→ Exercise prompt: Look through the lines below and extract each one that contains "общая".

Dataset entries
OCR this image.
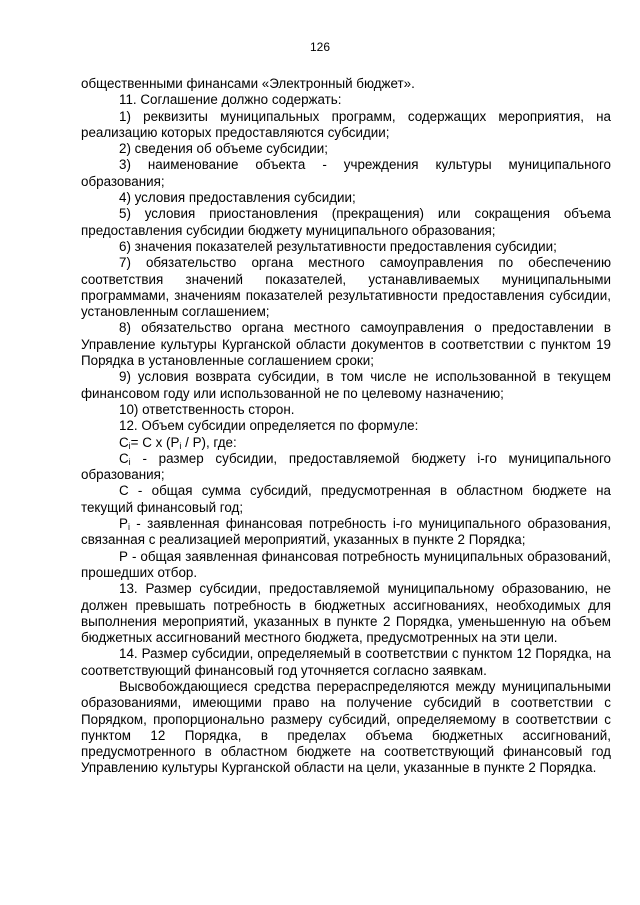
126

общественными финансами «Электронный бюджет».

11. Соглашение должно содержать:

1) реквизиты муниципальных программ, содержащих мероприятия, на реализацию которых предоставляются субсидии;

2) сведения об объеме субсидии;

3) наименование объекта - учреждения культуры муниципального образования;

4) условия предоставления субсидии;

5) условия приостановления (прекращения) или сокращения объема предоставления субсидии бюджету муниципального образования;

6) значения показателей результативности предоставления субсидии;

7) обязательство органа местного самоуправления по обеспечению соответствия значений показателей, устанавливаемых муниципальными программами, значениям показателей результативности предоставления субсидии, установленным соглашением;

8) обязательство органа местного самоуправления о предоставлении в Управление культуры Курганской области документов в соответствии с пунктом 19 Порядка в установленные соглашением сроки;

9) условия возврата субсидии, в том числе не использованной в текущем финансовом году или использованной не по целевому назначению;

10) ответственность сторон.

12. Объем субсидии определяется по формуле:

$C_i= C$ x $(P_i / P)$, где:

$C_i$ - размер субсидии, предоставляемой бюджету i-го муниципального образования;

C - общая сумма субсидий, предусмотренная в областном бюджете на текущий финансовый год;

$P_i$ - заявленная финансовая потребность i-го муниципального образования, связанная с реализацией мероприятий, указанных в пункте 2 Порядка;

P - общая заявленная финансовая потребность муниципальных образований, прошедших отбор.

13. Размер субсидии, предоставляемой муниципальному образованию, не должен превышать потребность в бюджетных ассигнованиях, необходимых для выполнения мероприятий, указанных в пункте 2 Порядка, уменьшенную на объем бюджетных ассигнований местного бюджета, предусмотренных на эти цели.

14. Размер субсидии, определяемый в соответствии с пунктом 12 Порядка, на соответствующий финансовый год уточняется согласно заявкам.

Высвобождающиеся средства перераспределяются между муниципальными образованиями, имеющими право на получение субсидий в соответствии с Порядком, пропорционально размеру субсидий, определяемому в соответствии с пунктом 12 Порядка, в пределах объема бюджетных ассигнований, предусмотренного в областном бюджете на соответствующий финансовый год Управлению культуры Курганской области на цели, указанные в пункте 2 Порядка.
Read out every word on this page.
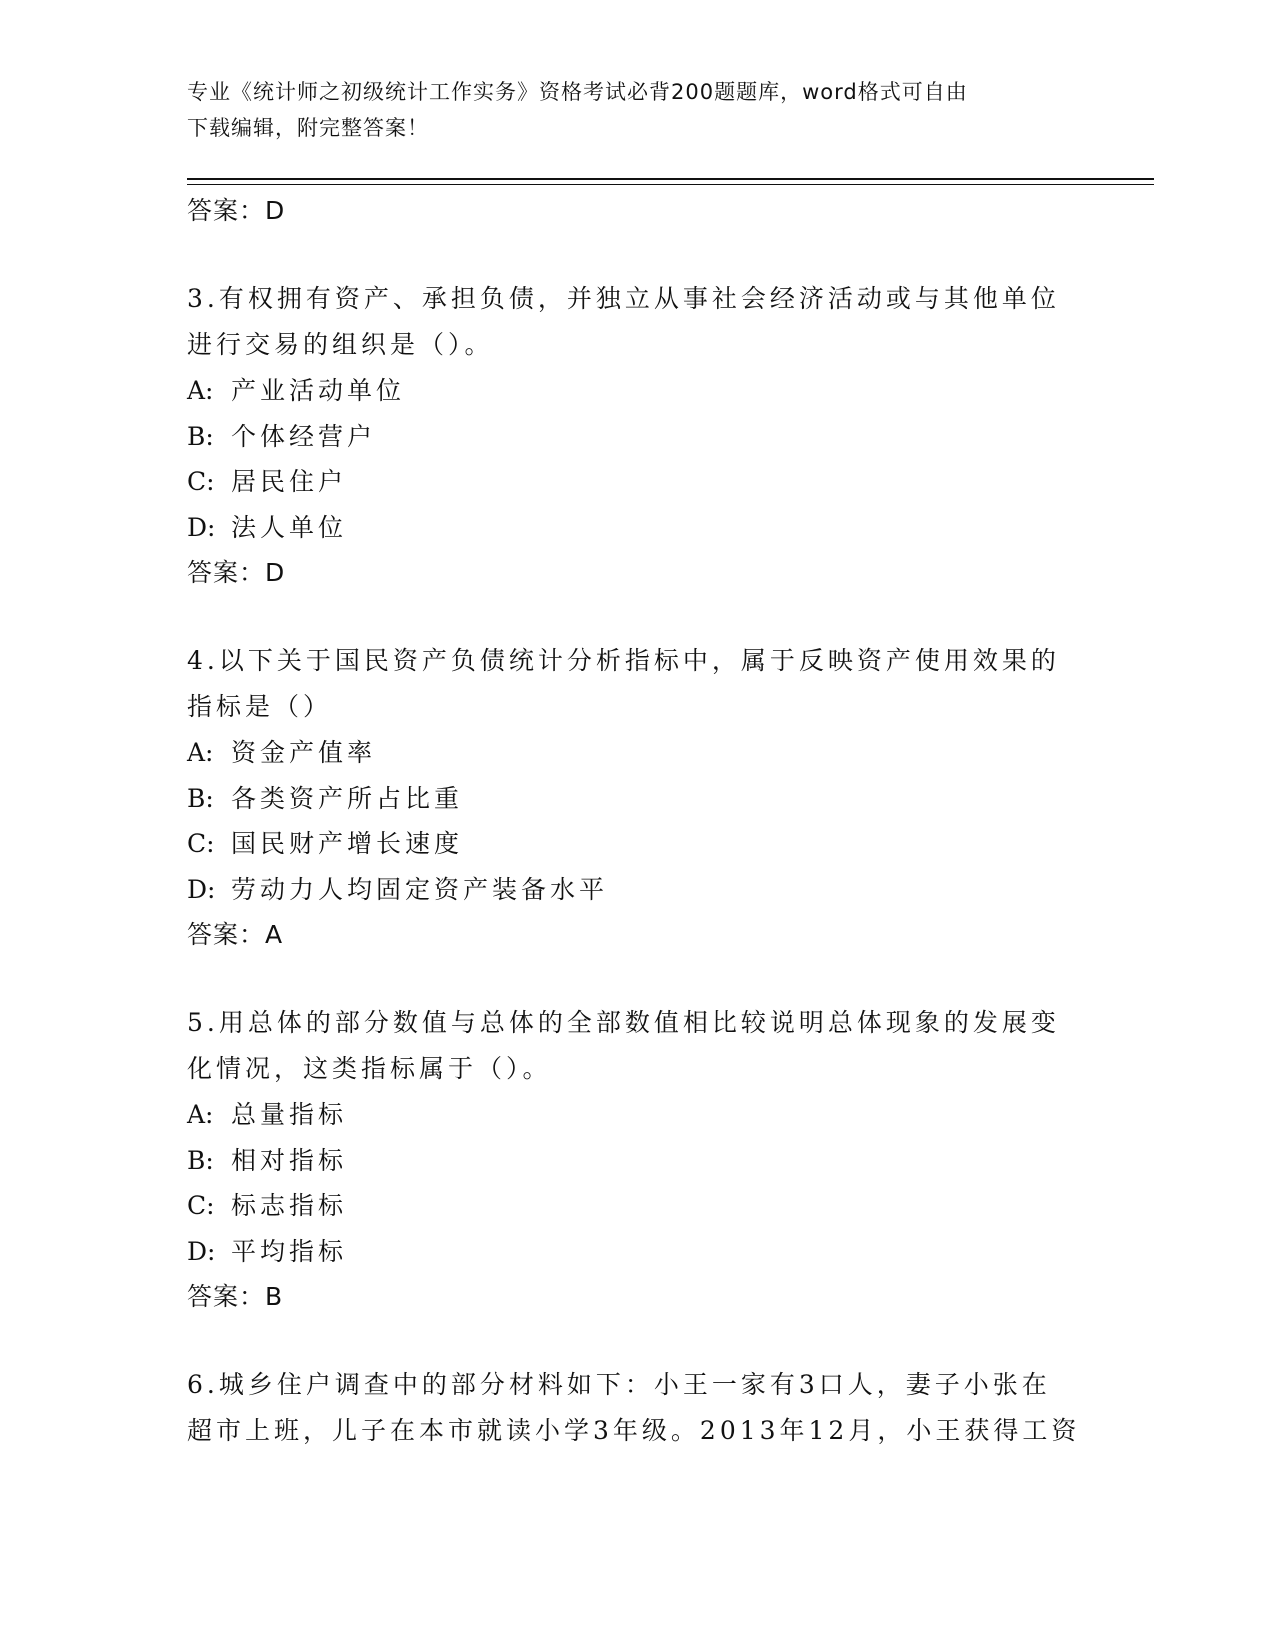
专业《统计师之初级统计工作实务》资格考试必背200题题库，word格式可自由
下载编辑，附完整答案！
答案：D
3.有权拥有资产、承担负债，并独立从事社会经济活动或与其他单位
进行交易的组织是（）。
A: 产业活动单位
B: 个体经营户
C: 居民住户
D: 法人单位
答案：D
4.以下关于国民资产负债统计分析指标中，属于反映资产使用效果的
指标是（）
A: 资金产值率
B: 各类资产所占比重
C: 国民财产增长速度
D: 劳动力人均固定资产装备水平
答案：A
5.用总体的部分数值与总体的全部数值相比较说明总体现象的发展变
化情况，这类指标属于（）。
A: 总量指标
B: 相对指标
C: 标志指标
D: 平均指标
答案：B
6.城乡住户调查中的部分材料如下：小王一家有3口人，妻子小张在
超市上班，儿子在本市就读小学3年级。2013年12月，小王获得工资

→ Written response:
C - общая сумма субсидий, предусмотренная в областном бюджете на текущий финансовый год;
P - общая заявленная финансовая потребность муниципальных образований, прошедших отбор.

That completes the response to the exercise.